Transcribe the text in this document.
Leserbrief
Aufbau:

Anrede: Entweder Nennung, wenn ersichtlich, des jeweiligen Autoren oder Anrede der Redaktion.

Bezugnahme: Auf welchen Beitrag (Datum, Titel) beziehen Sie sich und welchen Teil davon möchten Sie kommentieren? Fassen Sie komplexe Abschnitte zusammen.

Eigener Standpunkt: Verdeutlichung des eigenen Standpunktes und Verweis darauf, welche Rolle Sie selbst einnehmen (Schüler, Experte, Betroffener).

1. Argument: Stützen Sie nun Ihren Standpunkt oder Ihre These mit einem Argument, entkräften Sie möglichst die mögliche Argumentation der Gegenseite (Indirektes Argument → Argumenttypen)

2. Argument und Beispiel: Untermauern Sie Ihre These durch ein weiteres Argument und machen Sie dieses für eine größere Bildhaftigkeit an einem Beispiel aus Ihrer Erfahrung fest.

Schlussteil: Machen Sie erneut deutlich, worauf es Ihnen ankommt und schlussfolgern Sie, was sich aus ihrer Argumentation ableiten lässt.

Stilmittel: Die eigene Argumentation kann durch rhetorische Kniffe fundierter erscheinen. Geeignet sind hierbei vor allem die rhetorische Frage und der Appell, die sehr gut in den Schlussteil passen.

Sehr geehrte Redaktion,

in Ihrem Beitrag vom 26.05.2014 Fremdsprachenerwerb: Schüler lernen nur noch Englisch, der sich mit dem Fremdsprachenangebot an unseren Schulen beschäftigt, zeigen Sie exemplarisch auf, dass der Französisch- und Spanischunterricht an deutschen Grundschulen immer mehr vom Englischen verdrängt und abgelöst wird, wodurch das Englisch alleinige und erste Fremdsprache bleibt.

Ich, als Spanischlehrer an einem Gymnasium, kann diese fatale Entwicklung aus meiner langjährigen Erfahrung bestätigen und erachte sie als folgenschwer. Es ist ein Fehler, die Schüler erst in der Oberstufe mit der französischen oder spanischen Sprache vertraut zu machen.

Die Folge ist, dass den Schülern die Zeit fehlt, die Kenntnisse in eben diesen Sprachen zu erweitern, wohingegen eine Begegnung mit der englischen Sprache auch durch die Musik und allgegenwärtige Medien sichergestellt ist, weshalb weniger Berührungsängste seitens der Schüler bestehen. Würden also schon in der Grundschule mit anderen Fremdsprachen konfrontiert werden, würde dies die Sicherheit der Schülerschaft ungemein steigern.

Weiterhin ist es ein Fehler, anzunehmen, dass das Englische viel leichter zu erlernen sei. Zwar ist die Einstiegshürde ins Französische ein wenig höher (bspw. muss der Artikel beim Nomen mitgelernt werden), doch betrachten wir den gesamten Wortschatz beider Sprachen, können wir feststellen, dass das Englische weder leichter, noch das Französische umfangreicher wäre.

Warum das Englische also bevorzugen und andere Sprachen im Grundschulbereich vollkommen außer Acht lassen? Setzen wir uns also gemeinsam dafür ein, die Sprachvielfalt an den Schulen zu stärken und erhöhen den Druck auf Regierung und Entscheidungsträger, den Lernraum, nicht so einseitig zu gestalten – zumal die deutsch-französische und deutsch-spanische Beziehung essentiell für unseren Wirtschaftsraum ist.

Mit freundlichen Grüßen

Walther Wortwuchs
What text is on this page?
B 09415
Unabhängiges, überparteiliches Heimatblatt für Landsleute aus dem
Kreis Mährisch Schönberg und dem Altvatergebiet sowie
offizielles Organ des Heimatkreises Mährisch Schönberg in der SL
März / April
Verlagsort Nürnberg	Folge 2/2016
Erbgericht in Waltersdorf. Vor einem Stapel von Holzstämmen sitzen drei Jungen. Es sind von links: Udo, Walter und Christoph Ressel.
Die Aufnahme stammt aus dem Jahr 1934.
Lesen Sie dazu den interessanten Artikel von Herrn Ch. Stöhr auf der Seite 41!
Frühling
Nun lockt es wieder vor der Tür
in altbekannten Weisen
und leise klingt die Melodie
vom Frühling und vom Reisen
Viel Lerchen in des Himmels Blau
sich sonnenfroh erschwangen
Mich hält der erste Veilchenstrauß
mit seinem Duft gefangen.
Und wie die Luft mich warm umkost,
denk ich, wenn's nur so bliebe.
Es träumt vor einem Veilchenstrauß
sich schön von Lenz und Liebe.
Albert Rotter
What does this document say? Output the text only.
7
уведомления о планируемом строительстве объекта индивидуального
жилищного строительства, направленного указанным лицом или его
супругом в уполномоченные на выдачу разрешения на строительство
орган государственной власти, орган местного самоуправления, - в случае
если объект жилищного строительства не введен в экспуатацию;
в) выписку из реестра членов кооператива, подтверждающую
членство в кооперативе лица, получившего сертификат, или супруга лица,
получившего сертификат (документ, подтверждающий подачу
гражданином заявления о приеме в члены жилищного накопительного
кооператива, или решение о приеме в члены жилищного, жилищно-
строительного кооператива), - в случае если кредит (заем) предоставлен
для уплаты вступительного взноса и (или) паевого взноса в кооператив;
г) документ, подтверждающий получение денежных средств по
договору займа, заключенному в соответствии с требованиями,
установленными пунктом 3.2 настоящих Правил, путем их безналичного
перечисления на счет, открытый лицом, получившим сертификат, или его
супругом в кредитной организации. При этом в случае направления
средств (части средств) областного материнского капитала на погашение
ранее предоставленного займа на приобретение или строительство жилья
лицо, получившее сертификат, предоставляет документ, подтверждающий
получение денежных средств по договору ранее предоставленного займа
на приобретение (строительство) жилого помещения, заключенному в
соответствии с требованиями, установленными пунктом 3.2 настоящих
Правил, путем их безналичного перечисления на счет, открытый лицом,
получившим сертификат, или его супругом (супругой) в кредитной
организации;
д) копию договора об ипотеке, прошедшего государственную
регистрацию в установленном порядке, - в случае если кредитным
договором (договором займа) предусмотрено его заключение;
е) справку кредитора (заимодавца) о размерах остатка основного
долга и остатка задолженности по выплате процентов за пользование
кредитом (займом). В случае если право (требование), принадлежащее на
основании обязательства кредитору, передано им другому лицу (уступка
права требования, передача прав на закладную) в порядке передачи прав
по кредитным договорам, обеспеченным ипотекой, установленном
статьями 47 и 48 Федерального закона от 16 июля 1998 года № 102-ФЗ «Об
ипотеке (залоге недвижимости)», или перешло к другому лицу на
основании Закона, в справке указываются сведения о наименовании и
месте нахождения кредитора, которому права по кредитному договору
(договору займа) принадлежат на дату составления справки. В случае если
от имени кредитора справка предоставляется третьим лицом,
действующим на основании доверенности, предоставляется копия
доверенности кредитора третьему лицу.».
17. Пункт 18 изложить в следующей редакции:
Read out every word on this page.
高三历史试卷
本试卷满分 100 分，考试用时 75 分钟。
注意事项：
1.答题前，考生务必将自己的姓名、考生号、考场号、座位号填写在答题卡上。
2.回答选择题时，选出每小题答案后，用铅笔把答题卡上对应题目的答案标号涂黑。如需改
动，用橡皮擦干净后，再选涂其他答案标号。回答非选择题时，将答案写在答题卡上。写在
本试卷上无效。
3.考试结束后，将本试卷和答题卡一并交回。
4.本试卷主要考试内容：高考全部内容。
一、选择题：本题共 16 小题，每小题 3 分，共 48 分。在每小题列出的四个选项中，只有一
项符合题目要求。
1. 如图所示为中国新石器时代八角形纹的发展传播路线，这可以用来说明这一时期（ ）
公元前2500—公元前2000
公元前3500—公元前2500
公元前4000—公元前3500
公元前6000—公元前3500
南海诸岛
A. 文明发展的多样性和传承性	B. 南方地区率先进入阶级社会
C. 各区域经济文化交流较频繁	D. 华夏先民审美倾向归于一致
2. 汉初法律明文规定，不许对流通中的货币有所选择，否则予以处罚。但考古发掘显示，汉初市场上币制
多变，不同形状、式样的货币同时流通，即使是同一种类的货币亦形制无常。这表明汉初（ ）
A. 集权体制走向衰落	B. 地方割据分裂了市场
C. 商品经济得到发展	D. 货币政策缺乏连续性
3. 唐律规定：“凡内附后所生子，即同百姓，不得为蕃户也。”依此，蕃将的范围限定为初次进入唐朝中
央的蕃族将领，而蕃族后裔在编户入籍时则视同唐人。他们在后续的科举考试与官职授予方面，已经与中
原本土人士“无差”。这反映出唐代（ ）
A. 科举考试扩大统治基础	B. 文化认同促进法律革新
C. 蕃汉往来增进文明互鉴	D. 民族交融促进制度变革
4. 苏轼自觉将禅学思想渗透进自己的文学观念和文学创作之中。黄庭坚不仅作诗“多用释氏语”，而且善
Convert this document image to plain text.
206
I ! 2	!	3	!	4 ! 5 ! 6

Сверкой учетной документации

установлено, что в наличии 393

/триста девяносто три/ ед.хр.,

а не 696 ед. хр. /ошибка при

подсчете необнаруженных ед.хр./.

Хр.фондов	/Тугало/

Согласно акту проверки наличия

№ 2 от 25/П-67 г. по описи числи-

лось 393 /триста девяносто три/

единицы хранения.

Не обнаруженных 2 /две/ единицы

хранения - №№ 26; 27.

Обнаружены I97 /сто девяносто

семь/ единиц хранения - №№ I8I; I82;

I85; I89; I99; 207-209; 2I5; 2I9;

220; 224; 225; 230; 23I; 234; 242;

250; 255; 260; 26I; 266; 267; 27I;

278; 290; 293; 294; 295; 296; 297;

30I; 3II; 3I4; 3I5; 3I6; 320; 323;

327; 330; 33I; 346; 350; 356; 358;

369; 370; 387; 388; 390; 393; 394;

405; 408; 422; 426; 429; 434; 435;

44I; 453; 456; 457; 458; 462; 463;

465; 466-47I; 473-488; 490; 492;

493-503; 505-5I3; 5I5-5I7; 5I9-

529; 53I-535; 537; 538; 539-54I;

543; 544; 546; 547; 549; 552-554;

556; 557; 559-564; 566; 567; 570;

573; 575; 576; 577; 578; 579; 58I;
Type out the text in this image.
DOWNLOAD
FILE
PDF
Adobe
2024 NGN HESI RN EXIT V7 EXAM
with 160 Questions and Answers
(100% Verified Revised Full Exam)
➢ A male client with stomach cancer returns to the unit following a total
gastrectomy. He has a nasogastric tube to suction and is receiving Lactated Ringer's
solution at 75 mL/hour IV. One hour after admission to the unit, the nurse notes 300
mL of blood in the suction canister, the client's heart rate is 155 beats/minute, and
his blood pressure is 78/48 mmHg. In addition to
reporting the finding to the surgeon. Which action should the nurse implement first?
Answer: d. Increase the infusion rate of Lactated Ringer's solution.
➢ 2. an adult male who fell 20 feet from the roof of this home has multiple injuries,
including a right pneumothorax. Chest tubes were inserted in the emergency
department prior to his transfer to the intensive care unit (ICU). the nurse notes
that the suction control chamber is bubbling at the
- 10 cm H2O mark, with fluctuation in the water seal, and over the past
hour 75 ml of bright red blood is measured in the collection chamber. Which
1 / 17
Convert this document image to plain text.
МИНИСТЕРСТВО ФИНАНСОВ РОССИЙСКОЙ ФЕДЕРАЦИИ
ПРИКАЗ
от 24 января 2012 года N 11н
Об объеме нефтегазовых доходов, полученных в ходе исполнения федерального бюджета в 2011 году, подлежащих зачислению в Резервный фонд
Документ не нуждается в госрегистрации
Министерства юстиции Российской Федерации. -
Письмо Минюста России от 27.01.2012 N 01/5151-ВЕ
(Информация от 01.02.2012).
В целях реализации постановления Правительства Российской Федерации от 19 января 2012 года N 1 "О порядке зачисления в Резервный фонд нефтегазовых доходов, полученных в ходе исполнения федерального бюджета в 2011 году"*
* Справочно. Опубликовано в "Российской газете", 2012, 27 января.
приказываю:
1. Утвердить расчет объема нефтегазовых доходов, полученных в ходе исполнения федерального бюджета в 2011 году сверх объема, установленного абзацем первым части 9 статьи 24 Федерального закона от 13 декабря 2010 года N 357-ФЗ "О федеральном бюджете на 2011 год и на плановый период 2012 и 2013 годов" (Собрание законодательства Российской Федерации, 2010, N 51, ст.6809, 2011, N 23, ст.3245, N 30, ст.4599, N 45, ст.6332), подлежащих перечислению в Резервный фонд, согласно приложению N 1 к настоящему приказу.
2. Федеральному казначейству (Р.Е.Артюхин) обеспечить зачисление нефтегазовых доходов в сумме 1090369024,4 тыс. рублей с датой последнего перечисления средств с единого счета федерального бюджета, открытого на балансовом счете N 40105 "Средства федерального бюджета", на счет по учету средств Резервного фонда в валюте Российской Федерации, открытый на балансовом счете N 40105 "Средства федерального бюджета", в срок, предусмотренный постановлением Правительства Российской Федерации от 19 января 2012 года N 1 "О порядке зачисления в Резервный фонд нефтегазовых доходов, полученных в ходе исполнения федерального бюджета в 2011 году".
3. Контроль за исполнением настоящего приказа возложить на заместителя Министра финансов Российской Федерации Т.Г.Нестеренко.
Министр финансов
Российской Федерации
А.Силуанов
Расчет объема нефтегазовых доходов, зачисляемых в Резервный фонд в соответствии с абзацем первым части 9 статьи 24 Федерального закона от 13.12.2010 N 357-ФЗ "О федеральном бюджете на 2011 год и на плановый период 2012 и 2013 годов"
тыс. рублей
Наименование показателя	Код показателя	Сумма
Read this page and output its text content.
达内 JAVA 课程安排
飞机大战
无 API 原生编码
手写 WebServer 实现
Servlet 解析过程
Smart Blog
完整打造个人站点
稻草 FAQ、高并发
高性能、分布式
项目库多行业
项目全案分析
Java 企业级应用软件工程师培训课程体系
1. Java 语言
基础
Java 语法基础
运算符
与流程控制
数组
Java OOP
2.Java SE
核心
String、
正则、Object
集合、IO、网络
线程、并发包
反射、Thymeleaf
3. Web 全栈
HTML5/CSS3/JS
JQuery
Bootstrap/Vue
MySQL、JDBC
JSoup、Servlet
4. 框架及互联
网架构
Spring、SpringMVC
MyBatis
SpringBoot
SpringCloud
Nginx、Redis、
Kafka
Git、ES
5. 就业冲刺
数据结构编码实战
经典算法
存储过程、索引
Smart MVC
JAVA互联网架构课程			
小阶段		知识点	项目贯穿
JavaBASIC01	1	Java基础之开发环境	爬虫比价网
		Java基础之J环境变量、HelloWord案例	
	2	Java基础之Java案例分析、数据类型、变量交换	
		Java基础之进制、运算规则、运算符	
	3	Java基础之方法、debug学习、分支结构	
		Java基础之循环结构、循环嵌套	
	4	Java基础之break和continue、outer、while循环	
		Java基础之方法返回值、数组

-=-=-

### [Exercise requirements]
Pick out every line holding the string "document" and return it.

### [Answer]
Transcribe the text in this document.
What does this document say? Output the text only.
Convert this document image to plain text.
Convert this document image to plain text.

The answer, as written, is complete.